## start Records supplied
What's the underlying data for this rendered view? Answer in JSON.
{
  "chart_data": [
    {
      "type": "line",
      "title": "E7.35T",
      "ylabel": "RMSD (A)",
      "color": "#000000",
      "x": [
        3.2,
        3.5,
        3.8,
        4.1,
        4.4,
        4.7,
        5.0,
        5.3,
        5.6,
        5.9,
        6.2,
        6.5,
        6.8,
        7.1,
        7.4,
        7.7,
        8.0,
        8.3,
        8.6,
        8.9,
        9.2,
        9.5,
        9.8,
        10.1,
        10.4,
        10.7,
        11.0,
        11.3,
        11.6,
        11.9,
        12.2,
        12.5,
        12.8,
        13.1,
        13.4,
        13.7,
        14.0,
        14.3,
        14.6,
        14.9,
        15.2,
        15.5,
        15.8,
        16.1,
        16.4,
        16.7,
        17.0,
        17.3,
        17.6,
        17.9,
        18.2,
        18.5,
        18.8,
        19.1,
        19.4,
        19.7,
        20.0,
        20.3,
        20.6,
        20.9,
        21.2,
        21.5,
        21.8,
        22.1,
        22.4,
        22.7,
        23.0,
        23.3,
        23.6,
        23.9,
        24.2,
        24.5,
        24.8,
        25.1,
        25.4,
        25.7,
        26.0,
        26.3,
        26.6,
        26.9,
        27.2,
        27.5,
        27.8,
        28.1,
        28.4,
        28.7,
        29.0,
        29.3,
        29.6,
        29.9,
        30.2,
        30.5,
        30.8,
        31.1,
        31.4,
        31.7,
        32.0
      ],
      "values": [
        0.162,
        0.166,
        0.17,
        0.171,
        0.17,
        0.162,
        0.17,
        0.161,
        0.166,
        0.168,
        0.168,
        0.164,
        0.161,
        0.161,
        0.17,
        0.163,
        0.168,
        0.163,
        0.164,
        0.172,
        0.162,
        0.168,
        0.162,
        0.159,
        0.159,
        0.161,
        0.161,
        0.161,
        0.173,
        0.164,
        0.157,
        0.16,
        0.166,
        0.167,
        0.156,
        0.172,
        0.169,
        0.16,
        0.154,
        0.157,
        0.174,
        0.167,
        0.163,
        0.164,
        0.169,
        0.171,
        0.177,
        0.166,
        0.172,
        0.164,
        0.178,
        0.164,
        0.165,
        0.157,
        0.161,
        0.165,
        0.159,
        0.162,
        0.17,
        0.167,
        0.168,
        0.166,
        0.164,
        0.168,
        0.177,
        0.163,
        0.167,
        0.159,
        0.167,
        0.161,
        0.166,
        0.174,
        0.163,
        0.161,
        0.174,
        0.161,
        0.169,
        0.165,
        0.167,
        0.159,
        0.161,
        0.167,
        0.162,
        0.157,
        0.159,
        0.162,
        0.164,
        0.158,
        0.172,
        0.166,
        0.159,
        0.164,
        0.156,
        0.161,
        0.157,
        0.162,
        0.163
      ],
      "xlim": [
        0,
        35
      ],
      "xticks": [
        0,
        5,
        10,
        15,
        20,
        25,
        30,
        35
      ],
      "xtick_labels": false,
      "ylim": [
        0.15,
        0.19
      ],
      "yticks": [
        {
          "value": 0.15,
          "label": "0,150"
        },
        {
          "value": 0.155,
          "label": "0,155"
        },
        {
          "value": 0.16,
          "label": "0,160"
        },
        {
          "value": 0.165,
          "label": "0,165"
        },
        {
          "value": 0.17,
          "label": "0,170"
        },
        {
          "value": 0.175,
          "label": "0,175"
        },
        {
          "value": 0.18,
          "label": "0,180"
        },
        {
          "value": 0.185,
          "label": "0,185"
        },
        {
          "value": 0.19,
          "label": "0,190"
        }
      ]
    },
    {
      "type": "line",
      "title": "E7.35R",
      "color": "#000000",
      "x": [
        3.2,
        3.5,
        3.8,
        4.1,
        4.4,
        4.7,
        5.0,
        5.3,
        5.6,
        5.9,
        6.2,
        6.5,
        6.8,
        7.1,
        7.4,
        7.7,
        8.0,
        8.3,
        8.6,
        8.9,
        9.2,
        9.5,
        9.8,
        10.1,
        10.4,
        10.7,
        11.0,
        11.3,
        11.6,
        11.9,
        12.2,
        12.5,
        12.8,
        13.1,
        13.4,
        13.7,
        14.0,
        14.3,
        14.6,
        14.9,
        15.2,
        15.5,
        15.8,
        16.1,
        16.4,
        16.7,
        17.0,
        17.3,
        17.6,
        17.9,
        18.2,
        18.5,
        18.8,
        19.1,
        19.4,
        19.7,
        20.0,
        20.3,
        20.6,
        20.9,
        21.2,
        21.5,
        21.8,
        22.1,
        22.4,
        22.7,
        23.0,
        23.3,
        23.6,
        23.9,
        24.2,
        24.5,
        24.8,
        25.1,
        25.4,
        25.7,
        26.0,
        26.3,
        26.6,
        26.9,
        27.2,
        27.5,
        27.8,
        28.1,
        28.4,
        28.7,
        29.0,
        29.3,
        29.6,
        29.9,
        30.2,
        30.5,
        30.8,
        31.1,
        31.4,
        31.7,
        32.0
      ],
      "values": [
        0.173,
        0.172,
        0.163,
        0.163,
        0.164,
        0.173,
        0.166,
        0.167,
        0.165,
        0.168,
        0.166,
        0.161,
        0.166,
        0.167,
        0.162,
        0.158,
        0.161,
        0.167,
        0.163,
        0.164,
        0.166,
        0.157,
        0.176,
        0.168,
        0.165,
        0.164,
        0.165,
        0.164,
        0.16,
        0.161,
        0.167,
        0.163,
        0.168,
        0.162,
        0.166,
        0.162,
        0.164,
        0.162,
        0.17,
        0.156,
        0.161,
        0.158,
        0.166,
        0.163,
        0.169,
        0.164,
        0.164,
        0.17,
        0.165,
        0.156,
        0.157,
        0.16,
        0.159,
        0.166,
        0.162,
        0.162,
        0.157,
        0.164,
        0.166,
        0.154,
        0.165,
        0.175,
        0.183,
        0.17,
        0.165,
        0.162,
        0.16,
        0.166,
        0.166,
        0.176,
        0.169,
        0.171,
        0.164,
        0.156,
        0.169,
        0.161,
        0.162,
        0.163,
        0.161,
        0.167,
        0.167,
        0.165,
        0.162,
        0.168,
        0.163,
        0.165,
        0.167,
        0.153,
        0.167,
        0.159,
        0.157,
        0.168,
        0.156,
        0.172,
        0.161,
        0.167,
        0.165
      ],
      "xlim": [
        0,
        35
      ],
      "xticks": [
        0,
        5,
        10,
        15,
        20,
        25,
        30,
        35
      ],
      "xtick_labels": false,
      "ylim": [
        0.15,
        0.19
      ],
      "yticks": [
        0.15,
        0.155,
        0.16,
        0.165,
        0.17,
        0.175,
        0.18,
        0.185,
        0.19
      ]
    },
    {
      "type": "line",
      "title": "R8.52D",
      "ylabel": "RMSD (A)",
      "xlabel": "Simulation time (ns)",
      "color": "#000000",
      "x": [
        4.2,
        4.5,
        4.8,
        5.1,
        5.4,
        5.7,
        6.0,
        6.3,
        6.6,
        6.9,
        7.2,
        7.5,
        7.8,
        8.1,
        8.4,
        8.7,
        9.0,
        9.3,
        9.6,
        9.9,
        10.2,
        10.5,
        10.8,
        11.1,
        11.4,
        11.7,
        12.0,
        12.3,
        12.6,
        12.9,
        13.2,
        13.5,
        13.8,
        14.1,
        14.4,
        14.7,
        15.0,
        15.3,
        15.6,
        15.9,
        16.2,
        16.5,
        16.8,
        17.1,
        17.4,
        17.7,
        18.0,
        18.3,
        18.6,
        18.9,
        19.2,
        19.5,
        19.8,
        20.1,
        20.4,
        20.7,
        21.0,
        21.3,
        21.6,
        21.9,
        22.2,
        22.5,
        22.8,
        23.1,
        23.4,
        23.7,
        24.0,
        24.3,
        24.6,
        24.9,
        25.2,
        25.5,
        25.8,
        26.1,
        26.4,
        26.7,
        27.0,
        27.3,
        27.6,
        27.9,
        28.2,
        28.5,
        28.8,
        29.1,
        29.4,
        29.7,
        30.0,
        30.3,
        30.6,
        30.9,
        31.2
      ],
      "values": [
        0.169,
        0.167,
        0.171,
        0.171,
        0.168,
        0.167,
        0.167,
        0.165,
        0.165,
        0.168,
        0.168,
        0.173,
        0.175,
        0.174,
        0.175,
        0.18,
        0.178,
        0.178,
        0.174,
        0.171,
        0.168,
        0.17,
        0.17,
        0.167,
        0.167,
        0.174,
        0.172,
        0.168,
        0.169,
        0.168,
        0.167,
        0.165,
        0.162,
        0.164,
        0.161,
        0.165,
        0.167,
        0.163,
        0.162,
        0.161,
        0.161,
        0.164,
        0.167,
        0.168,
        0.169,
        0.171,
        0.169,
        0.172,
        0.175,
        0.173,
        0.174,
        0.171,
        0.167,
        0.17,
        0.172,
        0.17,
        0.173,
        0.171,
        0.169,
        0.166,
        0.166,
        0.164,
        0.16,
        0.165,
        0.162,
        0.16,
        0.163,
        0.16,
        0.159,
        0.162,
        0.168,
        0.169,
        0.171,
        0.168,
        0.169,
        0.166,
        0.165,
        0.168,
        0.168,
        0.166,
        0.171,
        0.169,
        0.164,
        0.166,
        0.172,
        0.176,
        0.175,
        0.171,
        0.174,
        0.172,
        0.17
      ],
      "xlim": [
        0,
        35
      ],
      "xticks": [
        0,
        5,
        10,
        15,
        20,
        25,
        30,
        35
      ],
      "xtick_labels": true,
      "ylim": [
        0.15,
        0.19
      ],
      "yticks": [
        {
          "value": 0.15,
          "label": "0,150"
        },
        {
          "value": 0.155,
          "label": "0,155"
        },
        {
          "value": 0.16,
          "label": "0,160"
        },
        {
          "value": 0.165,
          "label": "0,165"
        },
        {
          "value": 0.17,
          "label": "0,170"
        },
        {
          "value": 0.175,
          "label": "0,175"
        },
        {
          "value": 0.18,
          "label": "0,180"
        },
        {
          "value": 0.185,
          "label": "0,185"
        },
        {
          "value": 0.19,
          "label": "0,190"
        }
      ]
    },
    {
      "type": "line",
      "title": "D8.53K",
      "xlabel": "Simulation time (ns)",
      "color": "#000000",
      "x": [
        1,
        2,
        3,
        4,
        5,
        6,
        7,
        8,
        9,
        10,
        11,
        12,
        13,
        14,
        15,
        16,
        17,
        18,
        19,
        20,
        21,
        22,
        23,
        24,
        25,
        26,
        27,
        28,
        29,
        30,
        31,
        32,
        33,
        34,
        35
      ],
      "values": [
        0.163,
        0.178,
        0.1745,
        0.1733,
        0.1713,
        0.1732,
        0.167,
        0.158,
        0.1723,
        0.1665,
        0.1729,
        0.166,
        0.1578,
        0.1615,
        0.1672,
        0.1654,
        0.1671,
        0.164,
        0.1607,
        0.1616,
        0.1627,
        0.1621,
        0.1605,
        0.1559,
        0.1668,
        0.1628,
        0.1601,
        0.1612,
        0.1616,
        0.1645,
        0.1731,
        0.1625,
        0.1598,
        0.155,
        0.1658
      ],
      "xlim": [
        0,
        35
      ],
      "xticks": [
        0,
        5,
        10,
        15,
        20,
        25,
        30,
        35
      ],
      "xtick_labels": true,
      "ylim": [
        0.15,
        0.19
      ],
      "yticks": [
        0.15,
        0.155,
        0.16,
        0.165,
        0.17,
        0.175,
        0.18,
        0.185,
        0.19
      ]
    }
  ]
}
## end Records supplied
Work instructions – Return every line in the listing that contains the word "title".

Solution to the exercise –
      "title": "E7.35T",
      "title": "E7.35R",
      "title": "R8.52D",
      "title": "D8.53K",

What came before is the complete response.